**Tekst**
+---+
[OpenGL] Texturowanie Modelu OBJ

/*
*
* Demonstrates how to load and display an Wavefront OBJ file.
* Using triangles and normals as static object. No texture mapping.
*
* OBJ files must be triangulated!!!
* Non triangulated objects wont work!
* You can use Blender to triangulate
*
*/

#include <windows.h>
#include <iostream>
#include <fstream>
#include <stdio.h>
#include <string.h>
#include <GL/gl.h>
#include <GL/glu.h>
#include <GL/glut.h>
#include <iostream>
#include <sstream>
#include <fstream>
#include <string>
#include <vector>
#include <cmath>

#define KEY_ESCAPE 27

using namespace std;

/************************************************************************
  Window
************************************************************************/

typedef struct {
    int width;
    int height;
    char * title;
   
    float field_of_view_angle;
    float z_near;
    float z_far;
} glutWindow;



/***************************************************************************
  OBJ Loading
***************************************************************************/

class Model_OBJ
{
public:
    Model_OBJ();
    float * calculateNormal( float * coord1, float * coord2, float * coord3 );
    int Load( char * filename ); // Loads the model
    void Draw(); // Draws the model on the screen
    void Release(); // Release the model
   
    float * normals; // Stores the normals
    float * Faces_Triangles; // Stores the triangles
    float * vertexBuffer; // Stores the points which make the object
    long TotalConnectedPoints; // Stores the total number of connected verteces
    long TotalConnectedTriangles; // Stores the total number of connected triangles
   
};


#define POINTS_PER_VERTEX 3
#define TOTAL_FLOATS_IN_TRIANGLE 9
using namespace std;

Model_OBJ::Model_OBJ()
{
    this->TotalConnectedTriangles = 0;
    this->TotalConnectedPoints = 0;
}

float * Model_OBJ::calculateNormal( float * coord1, float * coord2, float * coord3 )
+---+
**Polecenie**
Dopisz dalszą część tekstu o wczytywaniu modelu OBJ w OpenGL, zaczynając od miejsca, w którym się urywa. Rekordy nie są tu potrzebne.

**Lista rekordów**
+---+
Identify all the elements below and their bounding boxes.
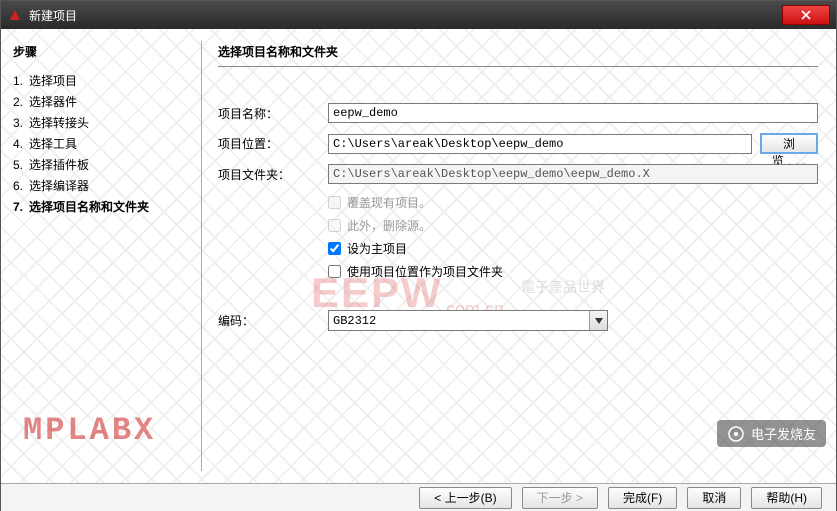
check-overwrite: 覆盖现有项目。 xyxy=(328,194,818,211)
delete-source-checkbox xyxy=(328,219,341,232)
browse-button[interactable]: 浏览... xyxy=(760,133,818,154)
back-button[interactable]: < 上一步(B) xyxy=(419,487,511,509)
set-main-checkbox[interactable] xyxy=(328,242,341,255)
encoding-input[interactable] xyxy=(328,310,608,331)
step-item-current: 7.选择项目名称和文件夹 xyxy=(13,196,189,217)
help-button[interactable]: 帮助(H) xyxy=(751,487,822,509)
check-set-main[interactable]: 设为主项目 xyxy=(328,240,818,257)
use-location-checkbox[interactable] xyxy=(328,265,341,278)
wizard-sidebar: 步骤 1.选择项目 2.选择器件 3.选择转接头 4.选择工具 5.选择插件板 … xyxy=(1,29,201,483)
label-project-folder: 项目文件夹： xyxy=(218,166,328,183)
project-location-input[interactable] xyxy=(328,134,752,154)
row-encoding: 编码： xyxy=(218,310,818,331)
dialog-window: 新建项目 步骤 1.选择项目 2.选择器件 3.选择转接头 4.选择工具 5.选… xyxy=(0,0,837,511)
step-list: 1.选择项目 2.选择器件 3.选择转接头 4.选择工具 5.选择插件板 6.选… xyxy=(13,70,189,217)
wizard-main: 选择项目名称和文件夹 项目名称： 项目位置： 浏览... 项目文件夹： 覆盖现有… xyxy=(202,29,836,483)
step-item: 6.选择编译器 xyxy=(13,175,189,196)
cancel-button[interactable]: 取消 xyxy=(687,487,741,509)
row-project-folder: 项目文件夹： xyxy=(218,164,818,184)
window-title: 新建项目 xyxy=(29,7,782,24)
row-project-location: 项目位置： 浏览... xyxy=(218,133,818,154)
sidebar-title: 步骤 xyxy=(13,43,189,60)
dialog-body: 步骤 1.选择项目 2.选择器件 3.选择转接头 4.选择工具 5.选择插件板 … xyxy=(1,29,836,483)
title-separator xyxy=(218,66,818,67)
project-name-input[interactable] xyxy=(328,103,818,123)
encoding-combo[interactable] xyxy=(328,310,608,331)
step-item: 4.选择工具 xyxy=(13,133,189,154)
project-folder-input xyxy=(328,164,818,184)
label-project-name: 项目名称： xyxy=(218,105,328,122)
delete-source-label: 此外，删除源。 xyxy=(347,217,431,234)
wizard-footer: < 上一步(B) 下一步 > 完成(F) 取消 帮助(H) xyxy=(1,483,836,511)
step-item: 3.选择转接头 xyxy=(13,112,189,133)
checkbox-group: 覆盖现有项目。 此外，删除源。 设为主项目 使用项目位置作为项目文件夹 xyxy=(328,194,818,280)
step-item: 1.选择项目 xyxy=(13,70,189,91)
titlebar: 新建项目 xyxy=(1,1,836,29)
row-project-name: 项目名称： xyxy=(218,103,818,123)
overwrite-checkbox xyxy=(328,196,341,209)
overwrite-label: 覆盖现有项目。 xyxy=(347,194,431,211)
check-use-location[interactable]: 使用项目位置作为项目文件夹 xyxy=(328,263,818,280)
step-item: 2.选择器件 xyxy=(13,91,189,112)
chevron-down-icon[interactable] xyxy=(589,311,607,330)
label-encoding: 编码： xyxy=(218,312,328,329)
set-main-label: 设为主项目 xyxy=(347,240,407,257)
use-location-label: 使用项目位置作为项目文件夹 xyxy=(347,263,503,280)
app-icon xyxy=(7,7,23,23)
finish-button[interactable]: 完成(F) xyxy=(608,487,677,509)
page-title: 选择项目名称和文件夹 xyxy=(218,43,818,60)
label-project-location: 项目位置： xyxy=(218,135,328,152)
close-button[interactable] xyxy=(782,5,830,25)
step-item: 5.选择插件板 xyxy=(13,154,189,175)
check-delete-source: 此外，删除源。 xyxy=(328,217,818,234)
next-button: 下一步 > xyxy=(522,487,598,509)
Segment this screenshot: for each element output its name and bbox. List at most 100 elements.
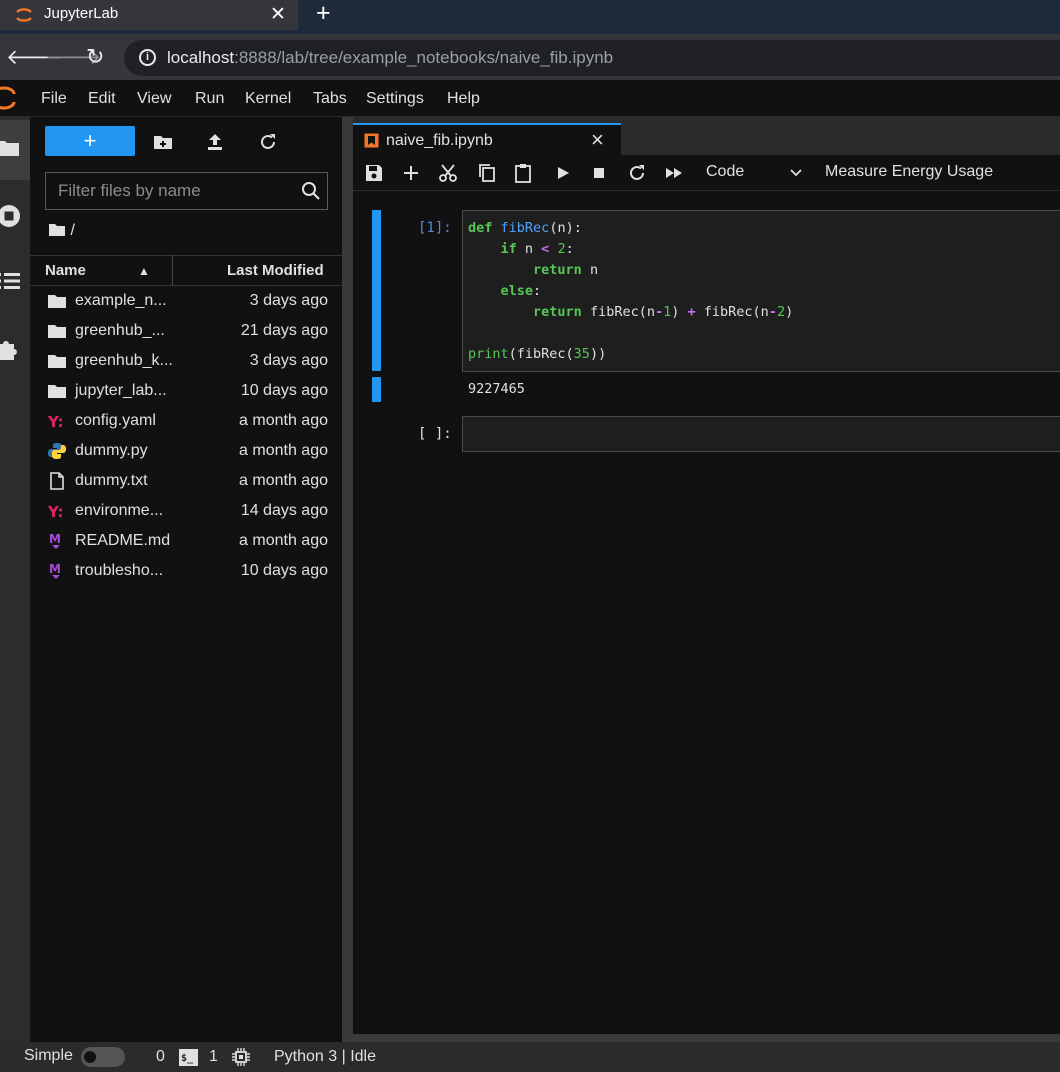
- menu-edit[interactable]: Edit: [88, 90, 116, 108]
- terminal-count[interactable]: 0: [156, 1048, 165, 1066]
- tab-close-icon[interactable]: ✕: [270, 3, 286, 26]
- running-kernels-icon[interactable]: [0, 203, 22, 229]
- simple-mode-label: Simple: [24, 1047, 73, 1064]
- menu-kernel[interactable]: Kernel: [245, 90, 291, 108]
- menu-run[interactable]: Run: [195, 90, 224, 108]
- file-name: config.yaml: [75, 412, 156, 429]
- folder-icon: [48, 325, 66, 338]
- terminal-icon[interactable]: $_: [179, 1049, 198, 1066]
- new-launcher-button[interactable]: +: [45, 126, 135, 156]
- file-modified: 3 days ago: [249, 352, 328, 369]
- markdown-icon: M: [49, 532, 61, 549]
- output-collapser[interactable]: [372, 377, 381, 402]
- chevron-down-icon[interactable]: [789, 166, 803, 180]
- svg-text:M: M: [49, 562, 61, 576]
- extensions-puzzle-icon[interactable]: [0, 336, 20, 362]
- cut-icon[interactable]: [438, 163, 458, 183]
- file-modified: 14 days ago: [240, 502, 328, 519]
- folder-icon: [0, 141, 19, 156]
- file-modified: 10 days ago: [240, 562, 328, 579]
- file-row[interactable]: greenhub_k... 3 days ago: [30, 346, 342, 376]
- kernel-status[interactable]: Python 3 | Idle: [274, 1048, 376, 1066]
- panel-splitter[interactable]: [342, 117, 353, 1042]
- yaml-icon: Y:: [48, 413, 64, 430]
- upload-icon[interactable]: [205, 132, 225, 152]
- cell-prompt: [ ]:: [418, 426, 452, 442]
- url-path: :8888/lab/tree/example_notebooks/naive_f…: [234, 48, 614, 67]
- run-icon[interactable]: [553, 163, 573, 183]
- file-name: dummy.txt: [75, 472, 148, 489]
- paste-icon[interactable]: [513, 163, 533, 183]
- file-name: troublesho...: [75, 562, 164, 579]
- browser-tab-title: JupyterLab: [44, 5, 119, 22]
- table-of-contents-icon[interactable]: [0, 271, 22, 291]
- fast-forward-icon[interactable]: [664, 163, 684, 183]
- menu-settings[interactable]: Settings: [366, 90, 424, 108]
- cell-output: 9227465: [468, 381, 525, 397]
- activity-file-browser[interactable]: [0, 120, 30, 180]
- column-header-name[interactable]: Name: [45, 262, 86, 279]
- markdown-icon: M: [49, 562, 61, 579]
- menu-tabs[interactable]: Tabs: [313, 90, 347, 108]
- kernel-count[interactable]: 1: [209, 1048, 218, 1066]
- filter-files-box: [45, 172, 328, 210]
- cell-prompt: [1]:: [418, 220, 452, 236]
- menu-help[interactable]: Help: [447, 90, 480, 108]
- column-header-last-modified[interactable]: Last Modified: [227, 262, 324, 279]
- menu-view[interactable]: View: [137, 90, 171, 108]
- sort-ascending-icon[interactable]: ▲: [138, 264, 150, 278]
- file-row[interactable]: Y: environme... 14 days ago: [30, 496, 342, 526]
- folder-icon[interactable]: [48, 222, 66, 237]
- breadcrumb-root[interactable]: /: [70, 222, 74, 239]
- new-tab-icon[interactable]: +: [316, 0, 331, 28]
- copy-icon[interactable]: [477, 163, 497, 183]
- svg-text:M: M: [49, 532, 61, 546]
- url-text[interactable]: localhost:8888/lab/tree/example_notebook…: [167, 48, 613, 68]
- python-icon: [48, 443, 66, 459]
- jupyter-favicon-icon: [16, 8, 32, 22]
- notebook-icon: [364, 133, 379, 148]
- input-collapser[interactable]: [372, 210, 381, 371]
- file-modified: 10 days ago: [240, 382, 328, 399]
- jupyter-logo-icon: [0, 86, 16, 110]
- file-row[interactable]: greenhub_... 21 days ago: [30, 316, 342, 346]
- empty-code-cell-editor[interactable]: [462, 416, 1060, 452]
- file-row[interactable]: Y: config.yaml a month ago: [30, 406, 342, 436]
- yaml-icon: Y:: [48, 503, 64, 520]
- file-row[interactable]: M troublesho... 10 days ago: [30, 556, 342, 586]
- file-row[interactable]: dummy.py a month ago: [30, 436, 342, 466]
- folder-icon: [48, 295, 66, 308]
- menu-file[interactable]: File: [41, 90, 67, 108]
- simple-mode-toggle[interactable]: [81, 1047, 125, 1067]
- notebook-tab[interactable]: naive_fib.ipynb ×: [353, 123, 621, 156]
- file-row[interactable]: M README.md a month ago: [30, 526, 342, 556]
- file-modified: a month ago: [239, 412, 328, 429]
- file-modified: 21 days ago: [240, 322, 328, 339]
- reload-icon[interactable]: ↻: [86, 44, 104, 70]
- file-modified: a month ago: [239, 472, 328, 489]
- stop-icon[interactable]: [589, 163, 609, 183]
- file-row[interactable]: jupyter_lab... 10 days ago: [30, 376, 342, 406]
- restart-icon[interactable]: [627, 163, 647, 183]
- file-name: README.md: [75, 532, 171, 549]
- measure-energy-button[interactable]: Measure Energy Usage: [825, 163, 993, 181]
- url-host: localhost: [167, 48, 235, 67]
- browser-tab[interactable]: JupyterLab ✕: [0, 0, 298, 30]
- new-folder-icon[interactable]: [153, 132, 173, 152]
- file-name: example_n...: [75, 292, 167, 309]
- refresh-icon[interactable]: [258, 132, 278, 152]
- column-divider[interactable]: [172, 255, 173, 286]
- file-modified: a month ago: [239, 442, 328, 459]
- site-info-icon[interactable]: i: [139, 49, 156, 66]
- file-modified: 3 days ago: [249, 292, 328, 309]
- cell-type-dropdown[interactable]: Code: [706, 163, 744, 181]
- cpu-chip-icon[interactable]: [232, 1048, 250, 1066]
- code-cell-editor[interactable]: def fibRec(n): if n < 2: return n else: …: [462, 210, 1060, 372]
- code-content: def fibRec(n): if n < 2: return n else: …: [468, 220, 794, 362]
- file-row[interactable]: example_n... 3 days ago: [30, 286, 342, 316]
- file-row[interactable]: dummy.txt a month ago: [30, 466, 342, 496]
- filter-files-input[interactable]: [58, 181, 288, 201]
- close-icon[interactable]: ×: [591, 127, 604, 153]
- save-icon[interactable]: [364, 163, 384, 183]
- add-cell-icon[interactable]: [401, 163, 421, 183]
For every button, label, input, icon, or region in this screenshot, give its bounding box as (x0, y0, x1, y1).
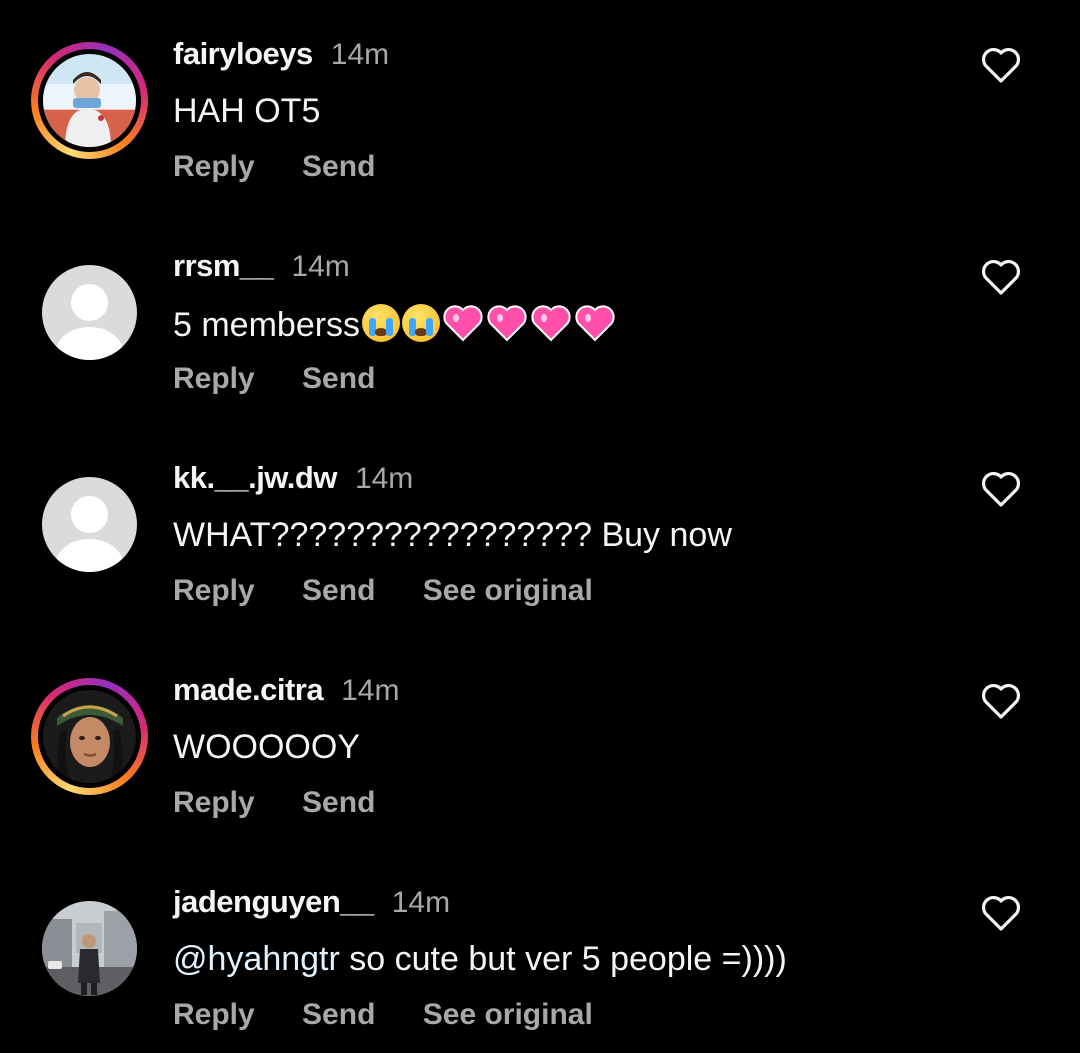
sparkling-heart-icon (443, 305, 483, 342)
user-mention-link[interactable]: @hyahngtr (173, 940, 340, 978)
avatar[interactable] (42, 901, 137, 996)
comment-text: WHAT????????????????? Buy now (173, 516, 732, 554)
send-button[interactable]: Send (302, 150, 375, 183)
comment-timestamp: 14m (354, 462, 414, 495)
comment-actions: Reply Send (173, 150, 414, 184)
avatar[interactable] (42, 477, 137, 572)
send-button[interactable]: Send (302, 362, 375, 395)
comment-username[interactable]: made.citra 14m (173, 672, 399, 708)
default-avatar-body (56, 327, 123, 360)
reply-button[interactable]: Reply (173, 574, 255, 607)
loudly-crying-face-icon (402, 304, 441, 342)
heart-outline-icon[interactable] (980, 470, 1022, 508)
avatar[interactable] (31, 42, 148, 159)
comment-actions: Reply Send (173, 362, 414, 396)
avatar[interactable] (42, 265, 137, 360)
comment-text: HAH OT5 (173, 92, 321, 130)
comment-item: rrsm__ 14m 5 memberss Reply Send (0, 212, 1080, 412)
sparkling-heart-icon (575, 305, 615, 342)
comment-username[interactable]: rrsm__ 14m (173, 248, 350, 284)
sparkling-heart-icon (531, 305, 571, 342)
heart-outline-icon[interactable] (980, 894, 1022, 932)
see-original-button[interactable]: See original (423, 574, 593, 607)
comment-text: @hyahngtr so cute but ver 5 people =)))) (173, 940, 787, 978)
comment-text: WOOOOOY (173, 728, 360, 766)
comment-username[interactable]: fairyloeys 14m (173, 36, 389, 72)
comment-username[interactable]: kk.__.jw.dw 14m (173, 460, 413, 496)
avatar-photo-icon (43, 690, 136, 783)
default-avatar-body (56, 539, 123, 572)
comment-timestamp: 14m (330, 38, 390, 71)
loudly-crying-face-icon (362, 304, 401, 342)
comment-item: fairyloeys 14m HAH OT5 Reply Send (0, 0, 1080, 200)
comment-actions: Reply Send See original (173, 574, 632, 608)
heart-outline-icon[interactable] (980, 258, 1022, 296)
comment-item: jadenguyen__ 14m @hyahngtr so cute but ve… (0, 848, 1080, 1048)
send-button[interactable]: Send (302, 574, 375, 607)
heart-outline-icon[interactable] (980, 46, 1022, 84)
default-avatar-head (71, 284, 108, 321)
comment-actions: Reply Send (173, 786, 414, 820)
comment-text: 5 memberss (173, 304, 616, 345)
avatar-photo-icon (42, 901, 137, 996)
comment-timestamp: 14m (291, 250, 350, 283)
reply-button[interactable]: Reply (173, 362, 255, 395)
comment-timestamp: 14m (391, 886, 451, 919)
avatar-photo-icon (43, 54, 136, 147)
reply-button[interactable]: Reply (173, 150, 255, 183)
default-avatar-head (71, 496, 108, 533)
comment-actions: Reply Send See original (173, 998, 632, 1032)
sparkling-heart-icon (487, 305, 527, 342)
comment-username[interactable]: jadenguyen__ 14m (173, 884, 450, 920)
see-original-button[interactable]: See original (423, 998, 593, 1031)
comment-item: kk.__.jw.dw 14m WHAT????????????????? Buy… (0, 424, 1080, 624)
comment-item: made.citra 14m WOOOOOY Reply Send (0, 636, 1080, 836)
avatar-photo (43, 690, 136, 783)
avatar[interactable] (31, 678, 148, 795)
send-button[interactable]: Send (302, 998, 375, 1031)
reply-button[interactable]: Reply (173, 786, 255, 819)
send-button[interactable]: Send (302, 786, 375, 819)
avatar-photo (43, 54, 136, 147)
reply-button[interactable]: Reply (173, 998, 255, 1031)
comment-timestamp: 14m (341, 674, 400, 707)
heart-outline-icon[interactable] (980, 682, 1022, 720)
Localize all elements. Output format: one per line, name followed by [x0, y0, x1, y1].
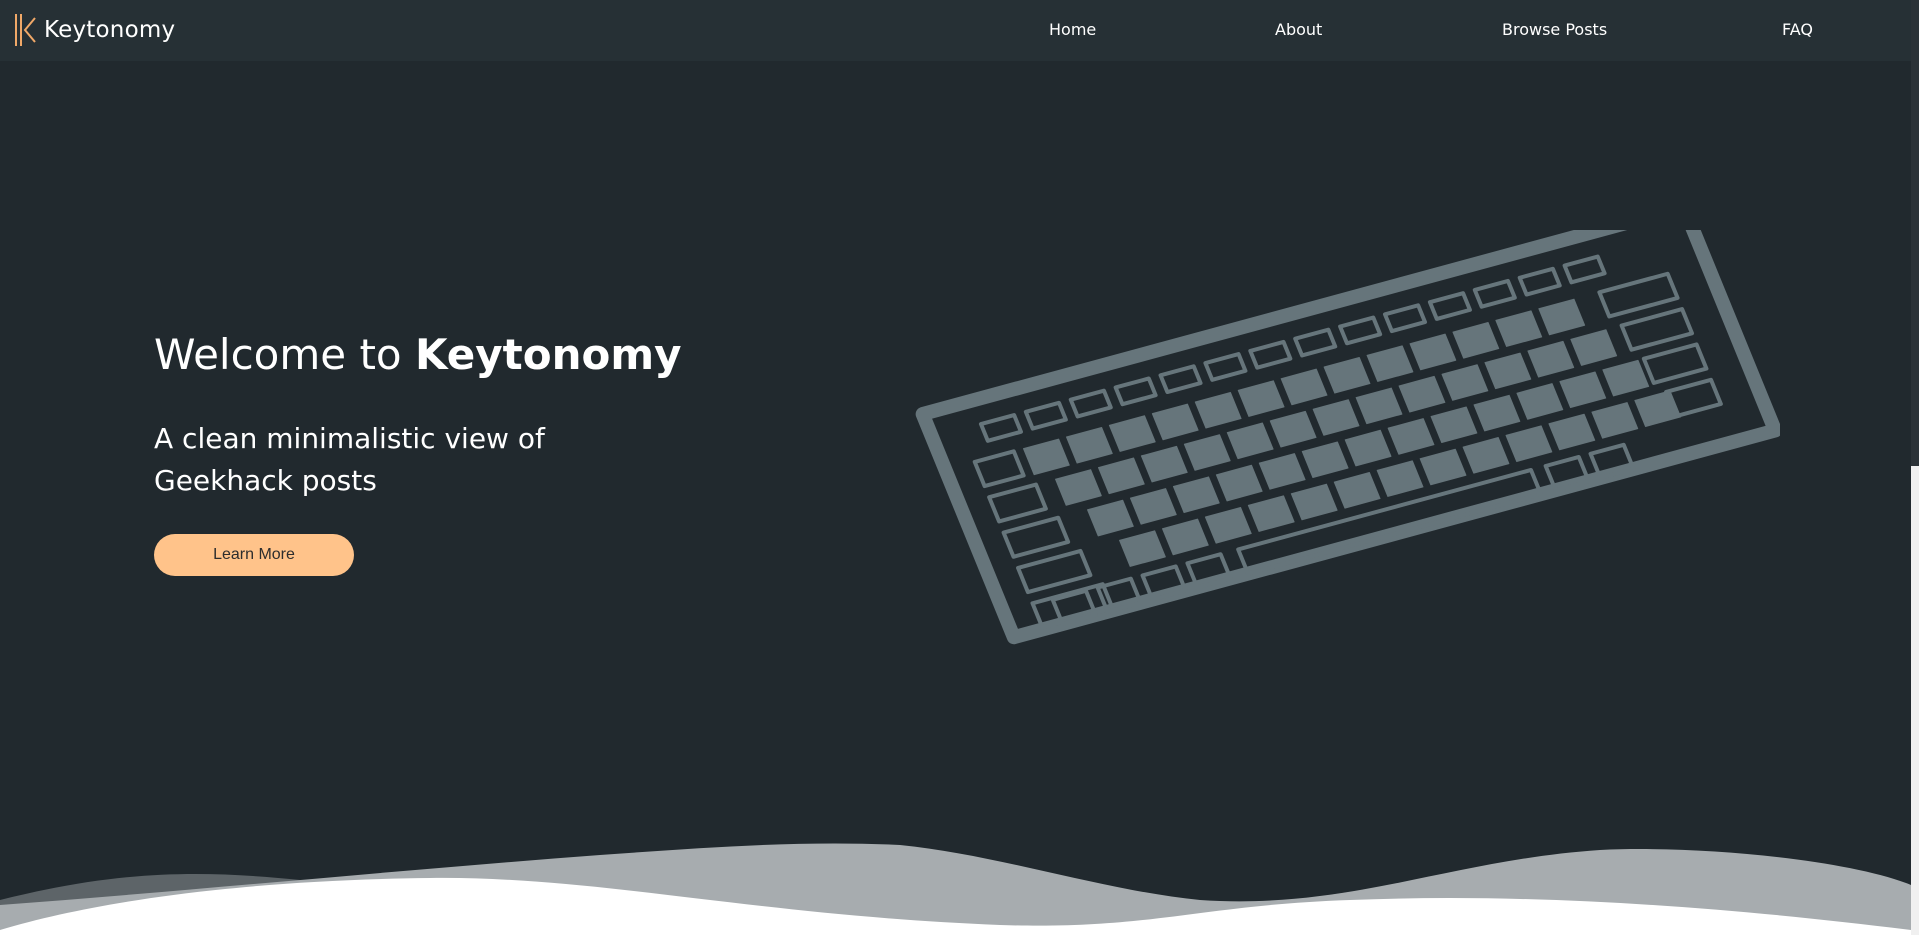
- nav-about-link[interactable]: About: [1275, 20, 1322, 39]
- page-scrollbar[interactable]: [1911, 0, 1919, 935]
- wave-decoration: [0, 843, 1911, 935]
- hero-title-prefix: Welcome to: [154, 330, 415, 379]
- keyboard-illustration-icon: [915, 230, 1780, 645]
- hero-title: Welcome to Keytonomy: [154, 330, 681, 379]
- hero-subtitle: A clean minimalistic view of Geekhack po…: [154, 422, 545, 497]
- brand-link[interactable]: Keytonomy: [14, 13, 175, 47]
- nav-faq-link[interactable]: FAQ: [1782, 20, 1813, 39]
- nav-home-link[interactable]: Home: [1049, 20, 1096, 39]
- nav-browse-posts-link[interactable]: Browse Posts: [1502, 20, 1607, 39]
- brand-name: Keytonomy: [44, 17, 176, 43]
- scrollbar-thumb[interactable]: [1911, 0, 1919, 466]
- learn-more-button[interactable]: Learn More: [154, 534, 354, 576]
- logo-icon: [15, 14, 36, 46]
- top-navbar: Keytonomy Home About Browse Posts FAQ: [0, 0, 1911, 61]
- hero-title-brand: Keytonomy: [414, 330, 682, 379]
+---+
**Odpowiedź pisemna**
{
    /* calculate Vector1 and Vector2 */
    float va[ 3 ], vb[ 3 ], vr[ 3 ], val;
    va[ 0 ] = coord1[ 0 ] - coord2[ 0 ];
    va[ 1 ] = coord1[ 1 ] - coord2[ 1 ];
    va[ 2 ] = coord1[ 2 ] - coord2[ 2 ];
   
    vb[ 0 ] = coord1[ 0 ] - coord3[ 0 ];
    vb[ 1 ] = coord1[ 1 ] - coord3[ 1 ];
    vb[ 2 ] = coord1[ 2 ] - coord3[ 2 ];
   
    /* cross product */
    vr[ 0 ] = va[ 1 ] * vb[ 2 ] - vb[ 1 ] * va[ 2 ];
    vr[ 1 ] = vb[ 0 ] * va[ 2 ] - va[ 0 ] * vb[ 2 ];
    vr[ 2 ] = va[ 0 ] * vb[ 1 ] - vb[ 0 ] * va[ 1 ];
   
    /* normalization factor */
    val = sqrt( vr[ 0 ] * vr[ 0 ] + vr[ 1 ] * vr[ 1 ] + vr[ 2 ] * vr[ 2 ] );
   
    float norm[ 3 ];
    norm[ 0 ] = vr[ 0 ] / val;
    norm[ 1 ] = vr[ 1 ] / val;
    norm[ 2 ] = vr[ 2 ] / val;
   
   
    return norm;
}


int Model_OBJ::Load( char * filename )
{
    string line;
    ifstream objFile( filename );
    if( objFile.is_open() ) // If obj file is open, continue
    {
        objFile.seekg( 0, ios::end ); // Go to end of the file,
        long fileSize = objFile.tellg(); // get file size
        objFile.seekg( 0, ios::beg ); // we'll use this to register memory for our 3d model
       
        vertexBuffer =( float * ) malloc( fileSize ); // Allocate memory for the verteces
        Faces_Triangles =( float * ) malloc( fileSize * sizeof( float ) ); // Allocate memory for the triangles
        normals =( float * ) malloc( fileSize * sizeof( float ) ); // Allocate memory for the normals
       
        int triangle_index = 0; // Set triangle index to zero
        int normal_index = 0; // Set normal index to zero
       
        while( !objFile.eof() ) // Start reading file data
        {
            getline( objFile, line ); // Get line from file
           
            if( line.c_str()[ 0 ] == 'v' ) // The first character is a v: on this line is a vertex stored.
            {
                line[ 0 ] = ' '; // Set first character to 0. This will allow us to use sscanf
               
                sscanf( line.c_str(), "%f %f %f ", // Read floats from the line: v X Y Z
                & vertexBuffer[ TotalConnectedPoints ],
                & vertexBuffer[ TotalConnectedPoints + 1 ],
                & vertexBuffer[ TotalConnectedPoints + 2 ] );
               
                TotalConnectedPoints += POINTS_PER_VERTEX; // Add 3 to the total connected points
            }
            if( line.c_str()[ 0 ] == 'f' ) // The first character is an 'f': on this line is a point stored
            {
                line[ 0 ] = ' '; // Set first character to 0. This will allow us to use sscanf
               
                int vertexNumber[ 4 ] = { 0, 0, 0 };
                sscanf( line.c_str(), "%i%i%i", // Read integers from the line:  f 1 2 3
                & vertexNumber[ 0 ], // First point of our triangle. This is an
                & vertexNumber[ 1 ], // pointer to our vertexBuffer list
                & vertexNumber[ 2 ] ); // each point represents an X,Y,Z.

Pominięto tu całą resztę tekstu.